TASK DESCRIPTION: Your task is to transcribe the entries below exactly, beginning with the line containing "OCR this image." and ending with the final line, and to add nothing else.

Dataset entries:
========================
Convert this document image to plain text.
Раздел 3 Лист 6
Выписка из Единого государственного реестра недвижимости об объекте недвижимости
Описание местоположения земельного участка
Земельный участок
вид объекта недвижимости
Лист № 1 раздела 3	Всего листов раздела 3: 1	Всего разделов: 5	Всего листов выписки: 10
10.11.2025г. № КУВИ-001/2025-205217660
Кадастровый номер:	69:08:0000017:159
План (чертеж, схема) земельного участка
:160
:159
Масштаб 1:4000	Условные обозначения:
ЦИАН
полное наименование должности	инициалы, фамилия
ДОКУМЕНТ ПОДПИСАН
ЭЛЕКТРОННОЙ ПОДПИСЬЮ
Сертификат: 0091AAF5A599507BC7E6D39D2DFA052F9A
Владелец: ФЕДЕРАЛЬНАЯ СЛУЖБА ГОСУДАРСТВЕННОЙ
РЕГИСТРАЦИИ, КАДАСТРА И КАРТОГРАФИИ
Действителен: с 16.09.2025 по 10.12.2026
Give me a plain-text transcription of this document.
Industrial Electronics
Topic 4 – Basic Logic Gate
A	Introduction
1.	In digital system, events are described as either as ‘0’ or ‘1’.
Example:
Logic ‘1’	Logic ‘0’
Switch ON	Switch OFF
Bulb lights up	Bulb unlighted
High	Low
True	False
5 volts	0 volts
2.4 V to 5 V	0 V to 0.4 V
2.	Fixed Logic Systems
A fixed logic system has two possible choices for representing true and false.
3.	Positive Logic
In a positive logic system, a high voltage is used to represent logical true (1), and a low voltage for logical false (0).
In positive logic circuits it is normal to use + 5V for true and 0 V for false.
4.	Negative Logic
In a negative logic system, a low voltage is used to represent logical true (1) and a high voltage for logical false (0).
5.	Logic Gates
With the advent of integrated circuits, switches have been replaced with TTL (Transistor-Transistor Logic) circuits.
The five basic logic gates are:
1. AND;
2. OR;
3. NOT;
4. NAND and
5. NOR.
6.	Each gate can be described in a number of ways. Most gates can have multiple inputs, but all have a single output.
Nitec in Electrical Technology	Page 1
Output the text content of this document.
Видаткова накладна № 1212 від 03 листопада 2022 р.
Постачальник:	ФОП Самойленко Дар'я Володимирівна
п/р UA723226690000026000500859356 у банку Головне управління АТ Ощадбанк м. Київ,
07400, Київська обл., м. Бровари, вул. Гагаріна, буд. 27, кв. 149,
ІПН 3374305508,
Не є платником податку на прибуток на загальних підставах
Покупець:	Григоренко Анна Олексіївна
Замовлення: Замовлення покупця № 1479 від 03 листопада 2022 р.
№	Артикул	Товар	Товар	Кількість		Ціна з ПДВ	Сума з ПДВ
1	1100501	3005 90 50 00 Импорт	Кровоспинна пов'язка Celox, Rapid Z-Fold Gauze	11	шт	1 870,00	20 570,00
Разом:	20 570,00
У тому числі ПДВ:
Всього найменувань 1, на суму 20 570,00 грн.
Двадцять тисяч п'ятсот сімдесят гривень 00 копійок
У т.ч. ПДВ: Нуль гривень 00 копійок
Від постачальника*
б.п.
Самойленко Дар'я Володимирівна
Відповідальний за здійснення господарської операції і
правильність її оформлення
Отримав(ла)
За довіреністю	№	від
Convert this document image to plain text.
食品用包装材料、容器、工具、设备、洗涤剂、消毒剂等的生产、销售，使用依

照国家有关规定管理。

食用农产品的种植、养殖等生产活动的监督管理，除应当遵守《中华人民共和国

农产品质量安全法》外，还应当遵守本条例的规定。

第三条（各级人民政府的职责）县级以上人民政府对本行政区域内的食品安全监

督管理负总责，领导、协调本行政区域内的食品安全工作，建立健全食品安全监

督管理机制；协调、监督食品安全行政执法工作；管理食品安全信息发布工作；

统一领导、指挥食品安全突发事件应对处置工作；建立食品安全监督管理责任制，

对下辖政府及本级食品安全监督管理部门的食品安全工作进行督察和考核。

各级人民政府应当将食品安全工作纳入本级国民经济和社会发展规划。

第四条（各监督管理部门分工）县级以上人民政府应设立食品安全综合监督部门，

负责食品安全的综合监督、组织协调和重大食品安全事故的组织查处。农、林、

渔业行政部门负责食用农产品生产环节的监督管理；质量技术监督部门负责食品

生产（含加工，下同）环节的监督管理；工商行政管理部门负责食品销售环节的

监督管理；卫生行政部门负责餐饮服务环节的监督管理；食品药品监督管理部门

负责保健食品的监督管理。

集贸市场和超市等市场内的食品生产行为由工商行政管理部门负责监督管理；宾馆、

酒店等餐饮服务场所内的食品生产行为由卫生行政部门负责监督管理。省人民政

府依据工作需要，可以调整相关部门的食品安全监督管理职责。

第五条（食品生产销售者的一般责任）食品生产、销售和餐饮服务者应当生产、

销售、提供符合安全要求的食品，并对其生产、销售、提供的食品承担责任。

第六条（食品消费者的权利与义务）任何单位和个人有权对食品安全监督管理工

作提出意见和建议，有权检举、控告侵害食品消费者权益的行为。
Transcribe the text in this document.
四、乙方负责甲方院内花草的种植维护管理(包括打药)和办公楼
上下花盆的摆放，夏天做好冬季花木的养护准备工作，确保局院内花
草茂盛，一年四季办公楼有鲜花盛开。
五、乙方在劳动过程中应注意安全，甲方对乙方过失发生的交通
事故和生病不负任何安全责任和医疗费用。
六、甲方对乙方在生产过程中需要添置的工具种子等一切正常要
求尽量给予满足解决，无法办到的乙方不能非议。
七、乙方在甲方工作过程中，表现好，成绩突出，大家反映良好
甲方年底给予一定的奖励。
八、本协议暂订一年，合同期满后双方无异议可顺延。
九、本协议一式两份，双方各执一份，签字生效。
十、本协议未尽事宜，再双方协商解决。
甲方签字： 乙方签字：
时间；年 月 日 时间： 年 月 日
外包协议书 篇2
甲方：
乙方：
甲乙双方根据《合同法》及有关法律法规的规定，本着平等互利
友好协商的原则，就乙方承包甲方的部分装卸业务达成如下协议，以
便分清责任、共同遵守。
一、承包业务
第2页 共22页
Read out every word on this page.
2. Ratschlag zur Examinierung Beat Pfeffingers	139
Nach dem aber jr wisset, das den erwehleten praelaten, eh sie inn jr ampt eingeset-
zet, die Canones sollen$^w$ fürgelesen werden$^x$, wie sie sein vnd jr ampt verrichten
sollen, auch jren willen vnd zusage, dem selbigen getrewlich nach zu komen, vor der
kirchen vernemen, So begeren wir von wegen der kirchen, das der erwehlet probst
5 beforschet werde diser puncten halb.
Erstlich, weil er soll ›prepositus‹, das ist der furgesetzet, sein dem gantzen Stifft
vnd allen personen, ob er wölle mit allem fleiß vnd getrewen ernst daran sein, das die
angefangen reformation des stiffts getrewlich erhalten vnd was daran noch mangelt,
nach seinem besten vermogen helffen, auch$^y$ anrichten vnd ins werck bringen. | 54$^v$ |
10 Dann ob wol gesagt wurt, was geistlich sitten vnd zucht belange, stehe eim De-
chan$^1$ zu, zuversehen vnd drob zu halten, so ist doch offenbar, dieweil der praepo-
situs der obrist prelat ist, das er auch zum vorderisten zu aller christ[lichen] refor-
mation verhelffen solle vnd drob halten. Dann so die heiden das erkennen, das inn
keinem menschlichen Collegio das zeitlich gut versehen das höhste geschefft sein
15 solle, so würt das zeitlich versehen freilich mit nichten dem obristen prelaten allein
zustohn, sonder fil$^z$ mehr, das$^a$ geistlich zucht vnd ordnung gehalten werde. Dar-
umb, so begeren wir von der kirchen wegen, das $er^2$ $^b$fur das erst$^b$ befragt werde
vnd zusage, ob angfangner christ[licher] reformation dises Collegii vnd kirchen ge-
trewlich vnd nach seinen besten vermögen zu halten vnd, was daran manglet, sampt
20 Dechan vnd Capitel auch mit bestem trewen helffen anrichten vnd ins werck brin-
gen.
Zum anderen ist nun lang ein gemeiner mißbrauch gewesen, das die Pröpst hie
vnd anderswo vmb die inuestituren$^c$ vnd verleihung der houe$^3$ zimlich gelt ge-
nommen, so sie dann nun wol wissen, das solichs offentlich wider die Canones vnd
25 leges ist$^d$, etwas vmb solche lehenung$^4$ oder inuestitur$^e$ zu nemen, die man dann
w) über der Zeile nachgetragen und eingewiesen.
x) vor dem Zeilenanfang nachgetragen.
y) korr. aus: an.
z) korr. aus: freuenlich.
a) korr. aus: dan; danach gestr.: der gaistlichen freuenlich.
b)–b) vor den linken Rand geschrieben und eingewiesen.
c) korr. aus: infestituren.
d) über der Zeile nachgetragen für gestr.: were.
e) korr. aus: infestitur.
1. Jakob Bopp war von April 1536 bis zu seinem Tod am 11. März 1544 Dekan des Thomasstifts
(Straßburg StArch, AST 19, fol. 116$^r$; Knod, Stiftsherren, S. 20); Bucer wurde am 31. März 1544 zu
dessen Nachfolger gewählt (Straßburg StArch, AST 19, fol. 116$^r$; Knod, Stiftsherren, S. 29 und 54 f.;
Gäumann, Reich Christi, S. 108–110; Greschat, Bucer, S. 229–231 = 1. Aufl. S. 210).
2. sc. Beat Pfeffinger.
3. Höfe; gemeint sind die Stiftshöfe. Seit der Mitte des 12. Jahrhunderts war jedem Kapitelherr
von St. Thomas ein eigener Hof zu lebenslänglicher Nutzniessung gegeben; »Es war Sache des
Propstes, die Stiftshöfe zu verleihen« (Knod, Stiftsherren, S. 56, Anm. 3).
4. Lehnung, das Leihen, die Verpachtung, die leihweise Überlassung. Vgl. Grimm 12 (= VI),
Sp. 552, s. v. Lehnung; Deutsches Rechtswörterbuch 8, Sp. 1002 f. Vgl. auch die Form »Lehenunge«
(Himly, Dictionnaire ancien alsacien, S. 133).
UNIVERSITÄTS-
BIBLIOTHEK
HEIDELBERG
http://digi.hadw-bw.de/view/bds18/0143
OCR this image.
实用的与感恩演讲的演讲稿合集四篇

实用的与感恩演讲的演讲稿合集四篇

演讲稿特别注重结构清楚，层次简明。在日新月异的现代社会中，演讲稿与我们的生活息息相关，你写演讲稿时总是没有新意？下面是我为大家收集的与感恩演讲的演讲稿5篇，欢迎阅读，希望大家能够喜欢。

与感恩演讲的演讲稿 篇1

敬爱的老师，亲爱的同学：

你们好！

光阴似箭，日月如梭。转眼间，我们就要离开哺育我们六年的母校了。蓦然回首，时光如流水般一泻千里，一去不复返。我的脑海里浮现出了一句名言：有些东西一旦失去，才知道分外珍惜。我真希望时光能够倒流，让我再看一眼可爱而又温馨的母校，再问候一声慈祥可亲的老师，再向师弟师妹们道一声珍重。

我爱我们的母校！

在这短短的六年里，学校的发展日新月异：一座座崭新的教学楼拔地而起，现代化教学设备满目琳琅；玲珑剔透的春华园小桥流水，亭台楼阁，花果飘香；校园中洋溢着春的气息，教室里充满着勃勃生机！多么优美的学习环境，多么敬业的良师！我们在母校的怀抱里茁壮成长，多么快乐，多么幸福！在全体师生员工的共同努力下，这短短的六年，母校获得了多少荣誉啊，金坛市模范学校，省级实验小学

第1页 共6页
========================
WRITTEN RESPONSE:
OCR this image.
实用的与感恩演讲的演讲稿合集四篇

实用的与感恩演讲的演讲稿合集四篇

演讲稿特别注重结构清楚，层次简明。在日新月异的现代社会中，演讲稿与我们的生活息息相关，你写演讲稿时总是没有新意？下面是我为大家收集的与感恩演讲的演讲稿5篇，欢迎阅读，希望大家能够喜欢。

与感恩演讲的演讲稿 篇1

敬爱的老师，亲爱的同学：

你们好！

光阴似箭，日月如梭。转眼间，我们就要离开哺育我们六年的母校了。蓦然回首，时光如流水般一泻千里，一去不复返。我的脑海里浮现出了一句名言：有些东西一旦失去，才知道分外珍惜。我真希望时光能够倒流，让我再看一眼可爱而又温馨的母校，再问候一声慈祥可亲的老师，再向师弟师妹们道一声珍重。

我爱我们的母校！

在这短短的六年里，学校的发展日新月异：一座座崭新的教学楼拔地而起，现代化教学设备满目琳琅；玲珑剔透的春华园小桥流水，亭台楼阁，花果飘香；校园中洋溢着春的气息，教室里充满着勃勃生机！多么优美的学习环境，多么敬业的良师！我们在母校的怀抱里茁壮成长，多么快乐，多么幸福！在全体师生员工的共同努力下，这短短的六年，母校获得了多少荣誉啊，金坛市模范学校，省级实验小学

第1页 共6页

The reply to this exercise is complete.